**PROVIDED MATERIAL:**
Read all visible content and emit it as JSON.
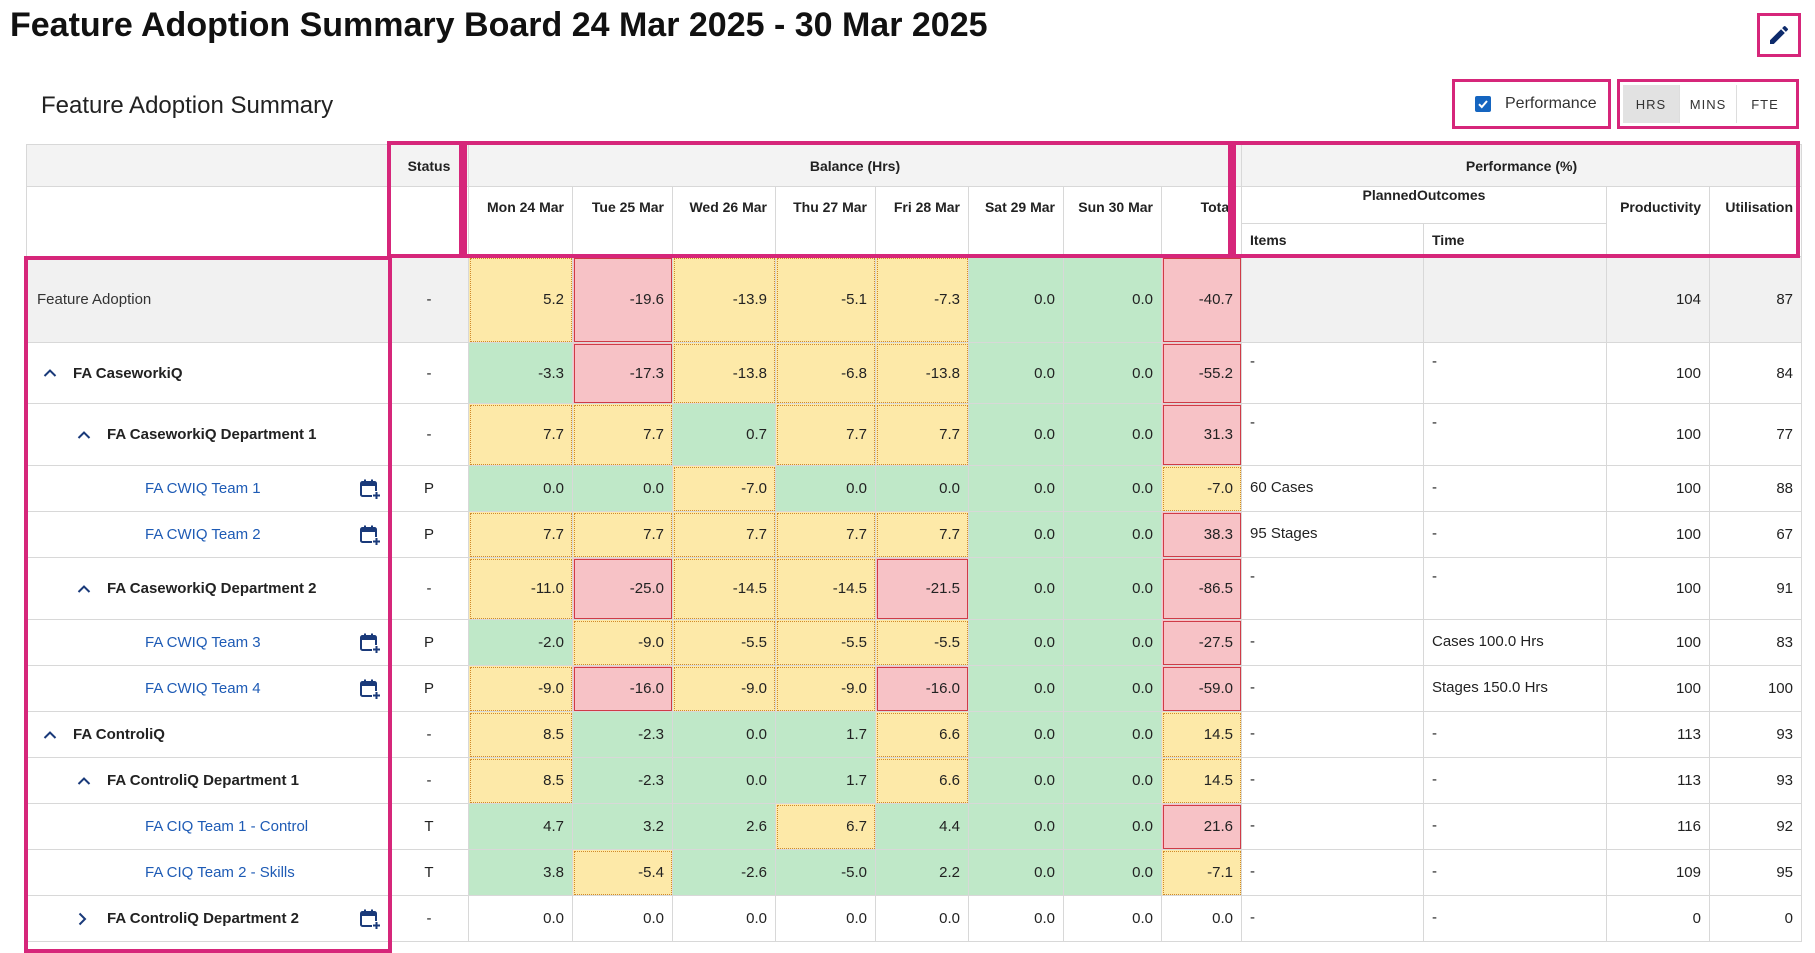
{
  "page": {
    "title": "Feature Adoption Summary Board 24 Mar 2025 - 30 Mar 2025",
    "subtitle": "Feature Adoption Summary"
  },
  "controls": {
    "performance_label": "Performance",
    "performance_checked": true,
    "units": [
      "HRS",
      "MINS",
      "FTE"
    ],
    "active_unit": "HRS"
  },
  "icons": {
    "edit": "pencil-icon",
    "calendar": "calendar-add-icon",
    "expand": "chevron-up-icon",
    "collapse": "chevron-right-icon",
    "checkbox": "checkmark-icon"
  },
  "colors": {
    "accent": "#d6267a",
    "positive": "#bfe8c8",
    "warning": "#fde9a8",
    "negative": "#f7c2c6",
    "link": "#1e5bb5",
    "checkbox": "#1565c0"
  },
  "table": {
    "group_headers": {
      "status": "Status",
      "balance": "Balance (Hrs)",
      "performance": "Performance (%)"
    },
    "day_headers": [
      "Mon 24 Mar",
      "Tue 25 Mar",
      "Wed 26 Mar",
      "Thu 27 Mar",
      "Fri 28 Mar",
      "Sat 29 Mar",
      "Sun 30 Mar"
    ],
    "total_header": "Total",
    "planned_header": "PlannedOutcomes",
    "items_header": "Items",
    "time_header": "Time",
    "productivity_header": "Productivity",
    "utilisation_header": "Utilisation",
    "rows": [
      {
        "name": "Feature Adoption",
        "status": "-",
        "days": [
          "5.2",
          "-19.6",
          "-13.9",
          "-5.1",
          "-7.3",
          "0.0",
          "0.0"
        ],
        "total": "-40.7",
        "items": "",
        "time": "",
        "productivity": "104",
        "utilisation": "87"
      },
      {
        "name": "FA CaseworkiQ",
        "status": "-",
        "days": [
          "-3.3",
          "-17.3",
          "-13.8",
          "-6.8",
          "-13.8",
          "0.0",
          "0.0"
        ],
        "total": "-55.2",
        "items": "-",
        "time": "-",
        "productivity": "100",
        "utilisation": "84"
      },
      {
        "name": "FA CaseworkiQ Department 1",
        "status": "-",
        "days": [
          "7.7",
          "7.7",
          "0.7",
          "7.7",
          "7.7",
          "0.0",
          "0.0"
        ],
        "total": "31.3",
        "items": "-",
        "time": "-",
        "productivity": "100",
        "utilisation": "77"
      },
      {
        "name": "FA CWIQ Team 1",
        "status": "P",
        "days": [
          "0.0",
          "0.0",
          "-7.0",
          "0.0",
          "0.0",
          "0.0",
          "0.0"
        ],
        "total": "-7.0",
        "items": "60 Cases",
        "time": "-",
        "productivity": "100",
        "utilisation": "88"
      },
      {
        "name": "FA CWIQ Team 2",
        "status": "P",
        "days": [
          "7.7",
          "7.7",
          "7.7",
          "7.7",
          "7.7",
          "0.0",
          "0.0"
        ],
        "total": "38.3",
        "items": "95 Stages",
        "time": "-",
        "productivity": "100",
        "utilisation": "67"
      },
      {
        "name": "FA CaseworkiQ Department 2",
        "status": "-",
        "days": [
          "-11.0",
          "-25.0",
          "-14.5",
          "-14.5",
          "-21.5",
          "0.0",
          "0.0"
        ],
        "total": "-86.5",
        "items": "-",
        "time": "-",
        "productivity": "100",
        "utilisation": "91"
      },
      {
        "name": "FA CWIQ Team 3",
        "status": "P",
        "days": [
          "-2.0",
          "-9.0",
          "-5.5",
          "-5.5",
          "-5.5",
          "0.0",
          "0.0"
        ],
        "total": "-27.5",
        "items": "-",
        "time": "Cases 100.0 Hrs",
        "productivity": "100",
        "utilisation": "83"
      },
      {
        "name": "FA CWIQ Team 4",
        "status": "P",
        "days": [
          "-9.0",
          "-16.0",
          "-9.0",
          "-9.0",
          "-16.0",
          "0.0",
          "0.0"
        ],
        "total": "-59.0",
        "items": "-",
        "time": "Stages 150.0 Hrs",
        "productivity": "100",
        "utilisation": "100"
      },
      {
        "name": "FA ControliQ",
        "status": "-",
        "days": [
          "8.5",
          "-2.3",
          "0.0",
          "1.7",
          "6.6",
          "0.0",
          "0.0"
        ],
        "total": "14.5",
        "items": "-",
        "time": "-",
        "productivity": "113",
        "utilisation": "93"
      },
      {
        "name": "FA ControliQ Department 1",
        "status": "-",
        "days": [
          "8.5",
          "-2.3",
          "0.0",
          "1.7",
          "6.6",
          "0.0",
          "0.0"
        ],
        "total": "14.5",
        "items": "-",
        "time": "-",
        "productivity": "113",
        "utilisation": "93"
      },
      {
        "name": "FA CIQ Team 1 - Control",
        "status": "T",
        "days": [
          "4.7",
          "3.2",
          "2.6",
          "6.7",
          "4.4",
          "0.0",
          "0.0"
        ],
        "total": "21.6",
        "items": "-",
        "time": "-",
        "productivity": "116",
        "utilisation": "92"
      },
      {
        "name": "FA CIQ Team 2 - Skills",
        "status": "T",
        "days": [
          "3.8",
          "-5.4",
          "-2.6",
          "-5.0",
          "2.2",
          "0.0",
          "0.0"
        ],
        "total": "-7.1",
        "items": "-",
        "time": "-",
        "productivity": "109",
        "utilisation": "95"
      },
      {
        "name": "FA ControliQ Department 2",
        "status": "-",
        "days": [
          "0.0",
          "0.0",
          "0.0",
          "0.0",
          "0.0",
          "0.0",
          "0.0"
        ],
        "total": "0.0",
        "items": "-",
        "time": "-",
        "productivity": "0",
        "utilisation": "0"
      }
    ]
  }
}
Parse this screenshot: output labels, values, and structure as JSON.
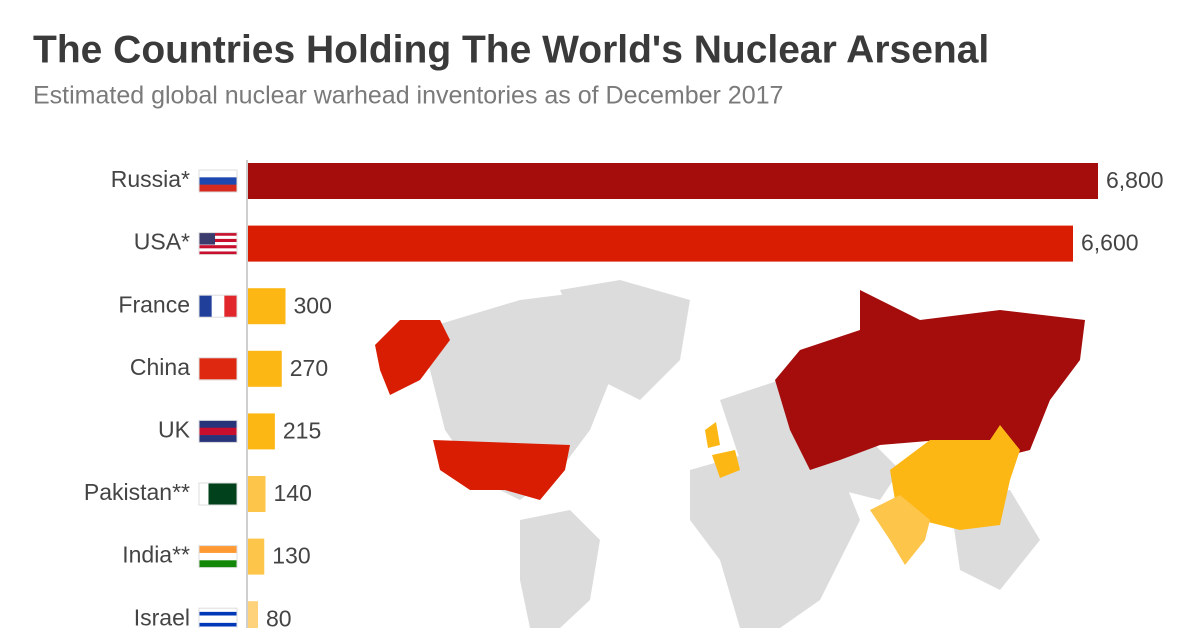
{
  "chart_data": {
    "type": "bar",
    "orientation": "horizontal",
    "title": "The Countries Holding The World's Nuclear Arsenal",
    "subtitle": "Estimated global nuclear warhead inventories as of December 2017",
    "categories": [
      "Russia*",
      "USA*",
      "France",
      "China",
      "UK",
      "Pakistan**",
      "India**",
      "Israel"
    ],
    "values": [
      6800,
      6600,
      300,
      270,
      215,
      140,
      130,
      80
    ],
    "value_labels": [
      "6,800",
      "6,600",
      "300",
      "270",
      "215",
      "140",
      "130",
      "80"
    ],
    "colors": [
      "#a50d0d",
      "#d91d02",
      "#fdb714",
      "#fdb714",
      "#fdb714",
      "#fdc54a",
      "#fdc54a",
      "#fdd27a"
    ]
  }
}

**PROBLEM DETAILS:** Pull out every line in the data above that has the word "chevron".

**ANSWER IN FULL:**
    "expand": "chevron-up-icon",
    "collapse": "chevron-right-icon",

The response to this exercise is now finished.